*Your goal:* Read the listing and extract each line that includes the word "להנחיות".
## START Dataset
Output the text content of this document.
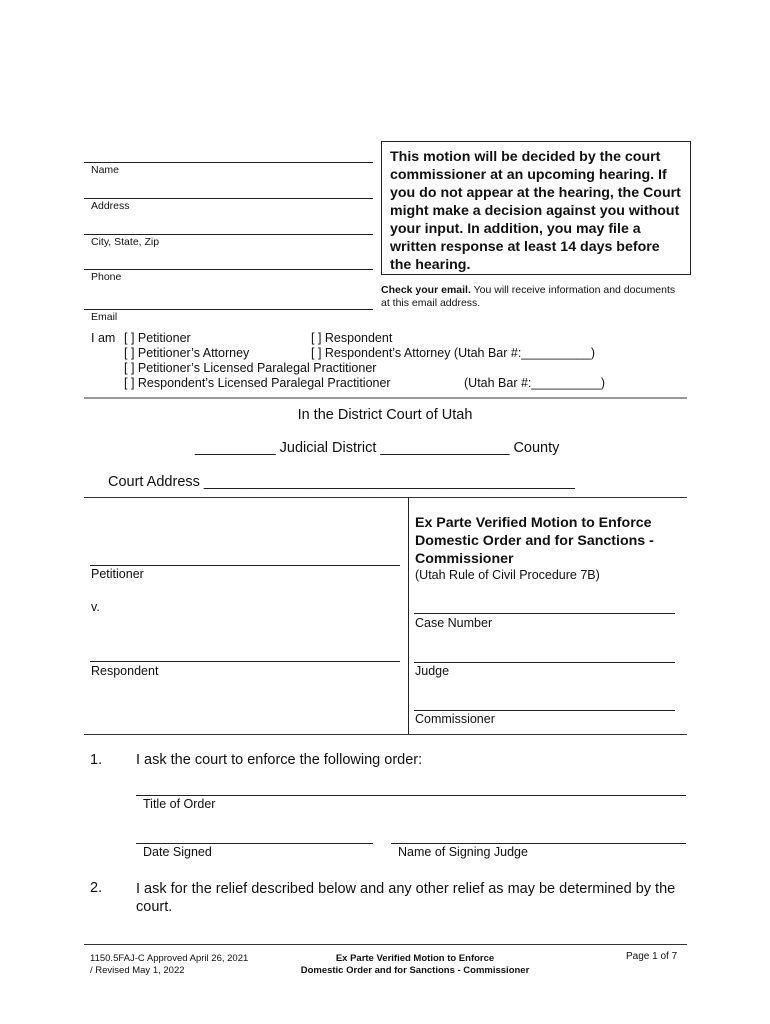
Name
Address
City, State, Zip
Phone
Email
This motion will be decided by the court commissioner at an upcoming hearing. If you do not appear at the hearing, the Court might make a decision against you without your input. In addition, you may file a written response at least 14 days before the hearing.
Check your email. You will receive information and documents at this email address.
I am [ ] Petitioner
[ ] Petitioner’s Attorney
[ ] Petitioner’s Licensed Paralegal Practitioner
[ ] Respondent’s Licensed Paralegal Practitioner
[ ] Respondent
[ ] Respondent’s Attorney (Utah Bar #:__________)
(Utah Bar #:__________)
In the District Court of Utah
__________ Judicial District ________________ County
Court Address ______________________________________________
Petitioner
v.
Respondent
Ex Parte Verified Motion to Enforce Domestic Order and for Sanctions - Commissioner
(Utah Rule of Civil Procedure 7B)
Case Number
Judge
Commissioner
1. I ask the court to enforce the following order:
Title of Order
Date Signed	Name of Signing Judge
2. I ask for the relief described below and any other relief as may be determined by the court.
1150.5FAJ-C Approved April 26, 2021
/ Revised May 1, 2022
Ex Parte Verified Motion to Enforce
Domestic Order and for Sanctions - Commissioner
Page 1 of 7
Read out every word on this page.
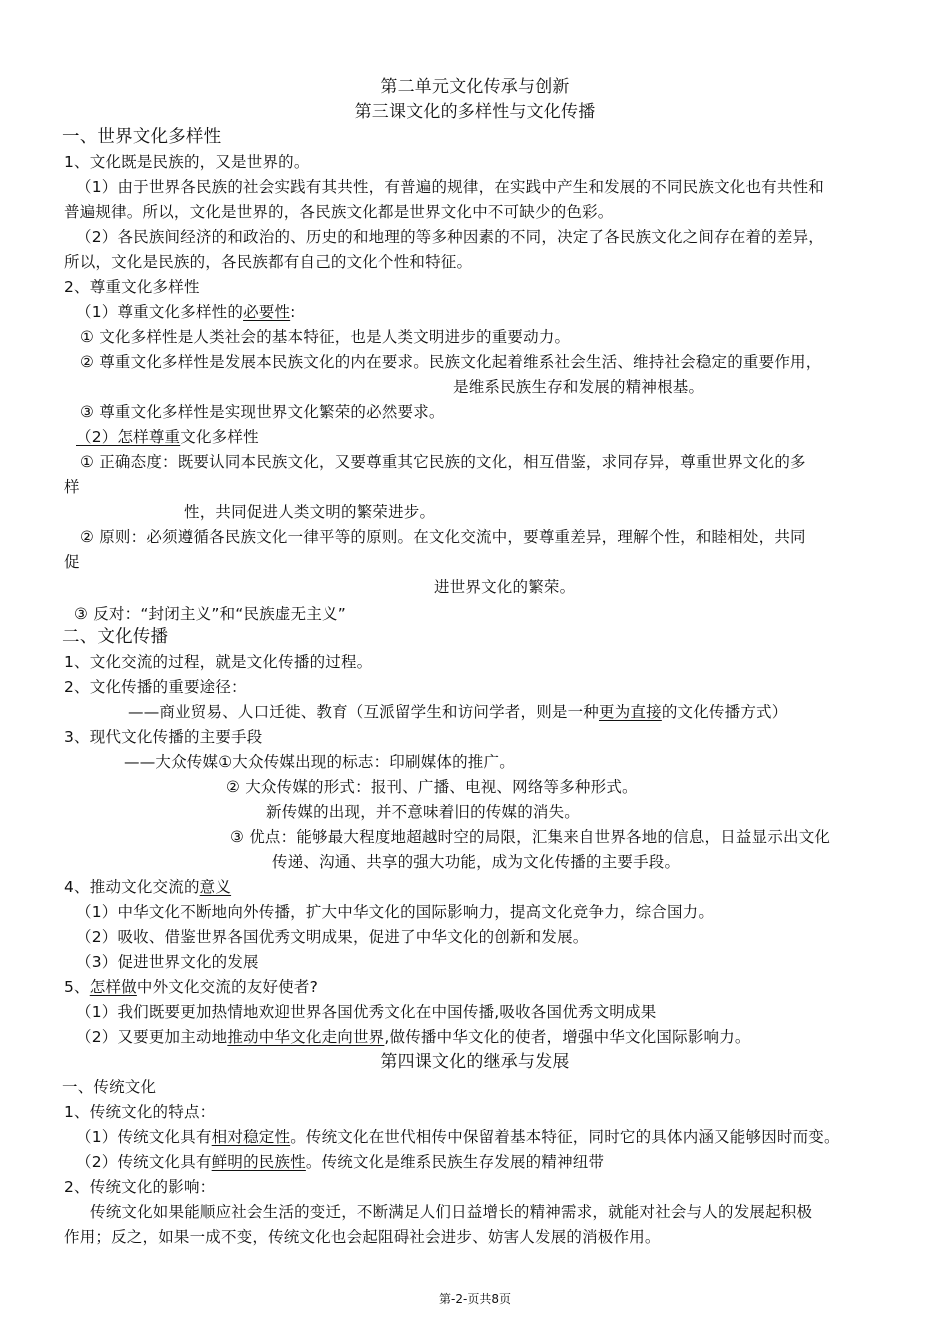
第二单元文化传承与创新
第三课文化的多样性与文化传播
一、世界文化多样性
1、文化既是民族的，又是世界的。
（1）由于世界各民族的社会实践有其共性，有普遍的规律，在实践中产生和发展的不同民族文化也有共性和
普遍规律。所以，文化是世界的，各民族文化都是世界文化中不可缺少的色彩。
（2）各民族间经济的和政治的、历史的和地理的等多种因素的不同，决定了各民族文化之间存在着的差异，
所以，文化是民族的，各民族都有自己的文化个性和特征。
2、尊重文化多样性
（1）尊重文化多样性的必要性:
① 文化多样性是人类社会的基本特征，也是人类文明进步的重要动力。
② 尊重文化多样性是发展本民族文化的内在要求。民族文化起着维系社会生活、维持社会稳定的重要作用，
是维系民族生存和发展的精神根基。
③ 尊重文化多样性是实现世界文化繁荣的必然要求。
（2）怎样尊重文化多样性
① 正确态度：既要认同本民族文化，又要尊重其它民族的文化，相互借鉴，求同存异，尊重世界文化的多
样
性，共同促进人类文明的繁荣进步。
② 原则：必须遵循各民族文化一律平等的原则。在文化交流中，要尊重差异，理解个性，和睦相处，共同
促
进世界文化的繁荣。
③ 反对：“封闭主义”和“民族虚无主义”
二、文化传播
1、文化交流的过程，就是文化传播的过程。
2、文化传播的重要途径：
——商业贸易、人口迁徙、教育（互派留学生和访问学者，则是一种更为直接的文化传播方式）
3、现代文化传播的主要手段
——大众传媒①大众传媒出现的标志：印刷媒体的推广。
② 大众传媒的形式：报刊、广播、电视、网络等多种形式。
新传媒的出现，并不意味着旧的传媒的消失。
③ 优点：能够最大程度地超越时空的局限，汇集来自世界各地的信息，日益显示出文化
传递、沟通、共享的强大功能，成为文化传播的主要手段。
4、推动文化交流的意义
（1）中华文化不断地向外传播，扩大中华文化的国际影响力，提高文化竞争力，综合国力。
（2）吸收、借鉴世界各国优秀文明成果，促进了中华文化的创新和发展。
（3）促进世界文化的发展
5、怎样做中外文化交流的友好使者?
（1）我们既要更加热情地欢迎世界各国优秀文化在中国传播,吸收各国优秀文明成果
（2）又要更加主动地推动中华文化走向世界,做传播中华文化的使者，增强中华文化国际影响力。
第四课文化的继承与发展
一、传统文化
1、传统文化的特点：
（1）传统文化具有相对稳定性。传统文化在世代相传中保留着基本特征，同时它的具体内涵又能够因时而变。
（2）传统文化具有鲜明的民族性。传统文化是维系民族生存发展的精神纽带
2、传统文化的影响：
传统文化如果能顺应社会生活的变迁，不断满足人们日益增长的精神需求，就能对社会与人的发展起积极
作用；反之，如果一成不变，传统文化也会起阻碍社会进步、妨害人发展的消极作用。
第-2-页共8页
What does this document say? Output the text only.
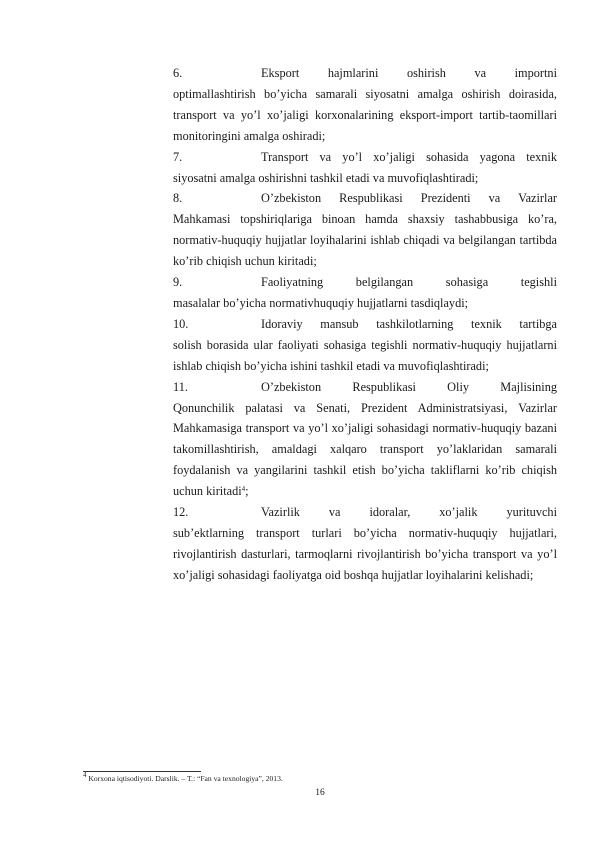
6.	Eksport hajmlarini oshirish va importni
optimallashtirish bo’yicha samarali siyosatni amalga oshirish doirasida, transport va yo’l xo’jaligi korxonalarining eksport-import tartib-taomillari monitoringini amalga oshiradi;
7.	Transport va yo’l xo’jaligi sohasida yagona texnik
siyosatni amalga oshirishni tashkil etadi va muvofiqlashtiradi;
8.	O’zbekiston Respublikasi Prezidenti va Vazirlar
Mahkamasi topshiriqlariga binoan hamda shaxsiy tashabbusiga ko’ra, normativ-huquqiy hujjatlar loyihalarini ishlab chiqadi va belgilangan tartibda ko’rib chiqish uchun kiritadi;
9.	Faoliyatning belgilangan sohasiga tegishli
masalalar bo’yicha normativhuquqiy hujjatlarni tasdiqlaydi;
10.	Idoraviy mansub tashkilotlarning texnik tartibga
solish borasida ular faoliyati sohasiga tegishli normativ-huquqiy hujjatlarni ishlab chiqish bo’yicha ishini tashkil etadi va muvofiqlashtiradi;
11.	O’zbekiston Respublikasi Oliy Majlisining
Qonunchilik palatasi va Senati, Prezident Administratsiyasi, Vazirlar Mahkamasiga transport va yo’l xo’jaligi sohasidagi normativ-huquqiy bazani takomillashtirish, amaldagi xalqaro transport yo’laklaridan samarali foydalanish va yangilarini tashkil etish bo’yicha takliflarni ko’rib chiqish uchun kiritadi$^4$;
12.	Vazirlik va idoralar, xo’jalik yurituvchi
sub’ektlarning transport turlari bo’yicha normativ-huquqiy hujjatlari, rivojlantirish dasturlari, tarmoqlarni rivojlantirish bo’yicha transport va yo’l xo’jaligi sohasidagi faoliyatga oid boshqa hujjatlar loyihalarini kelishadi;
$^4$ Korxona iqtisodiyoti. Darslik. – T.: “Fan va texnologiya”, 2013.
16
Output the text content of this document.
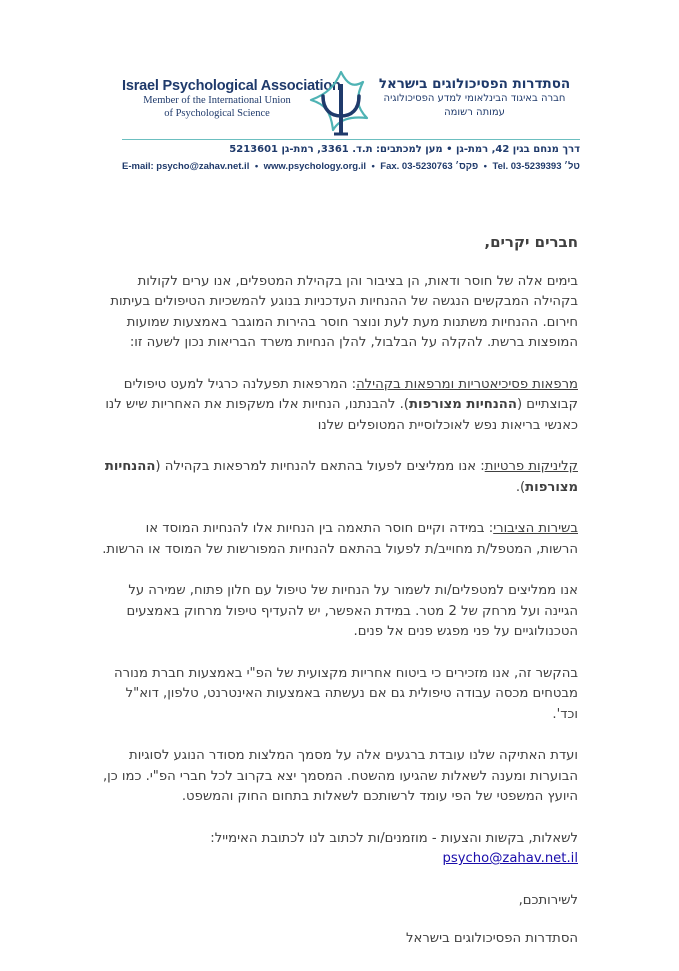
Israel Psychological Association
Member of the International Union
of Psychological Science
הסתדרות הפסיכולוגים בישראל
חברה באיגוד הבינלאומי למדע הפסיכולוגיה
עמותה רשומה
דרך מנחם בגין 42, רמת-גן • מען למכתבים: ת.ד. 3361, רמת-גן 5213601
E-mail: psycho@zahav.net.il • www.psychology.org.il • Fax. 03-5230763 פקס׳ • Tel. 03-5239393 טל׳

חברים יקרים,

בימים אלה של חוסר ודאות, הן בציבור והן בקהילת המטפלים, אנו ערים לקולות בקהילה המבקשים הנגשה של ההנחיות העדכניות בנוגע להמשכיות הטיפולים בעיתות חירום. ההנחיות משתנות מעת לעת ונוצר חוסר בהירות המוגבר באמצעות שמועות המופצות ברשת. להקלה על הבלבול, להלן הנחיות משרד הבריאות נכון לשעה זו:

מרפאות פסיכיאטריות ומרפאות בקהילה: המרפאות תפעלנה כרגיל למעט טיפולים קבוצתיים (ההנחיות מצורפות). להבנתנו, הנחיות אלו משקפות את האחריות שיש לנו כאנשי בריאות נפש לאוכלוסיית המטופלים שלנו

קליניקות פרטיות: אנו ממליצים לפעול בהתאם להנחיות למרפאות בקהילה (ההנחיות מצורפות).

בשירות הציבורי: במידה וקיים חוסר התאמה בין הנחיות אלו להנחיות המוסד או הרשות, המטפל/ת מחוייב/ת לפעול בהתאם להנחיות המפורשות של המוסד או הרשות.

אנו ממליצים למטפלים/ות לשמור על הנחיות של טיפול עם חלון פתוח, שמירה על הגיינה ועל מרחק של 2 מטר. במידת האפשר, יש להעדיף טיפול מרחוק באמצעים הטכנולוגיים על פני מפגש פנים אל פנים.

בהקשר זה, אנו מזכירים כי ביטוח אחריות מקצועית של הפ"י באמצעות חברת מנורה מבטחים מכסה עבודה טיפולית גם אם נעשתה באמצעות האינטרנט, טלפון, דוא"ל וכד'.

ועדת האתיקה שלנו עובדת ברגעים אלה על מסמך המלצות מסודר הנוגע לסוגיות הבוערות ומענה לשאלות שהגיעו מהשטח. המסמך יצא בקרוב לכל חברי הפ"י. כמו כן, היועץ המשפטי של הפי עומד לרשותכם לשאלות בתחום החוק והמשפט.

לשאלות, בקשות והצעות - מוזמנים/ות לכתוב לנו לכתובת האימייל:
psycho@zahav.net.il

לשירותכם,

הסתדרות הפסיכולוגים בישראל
## END Dataset
*Task result:*
קליניקות פרטיות: אנו ממליצים לפעול בהתאם להנחיות למרפאות בקהילה (ההנחיות מצורפות).
בשירות הציבורי: במידה וקיים חוסר התאמה בין הנחיות אלו להנחיות המוסד או הרשות, המטפל/ת מחוייב/ת לפעול בהתאם להנחיות המפורשות של המוסד או הרשות.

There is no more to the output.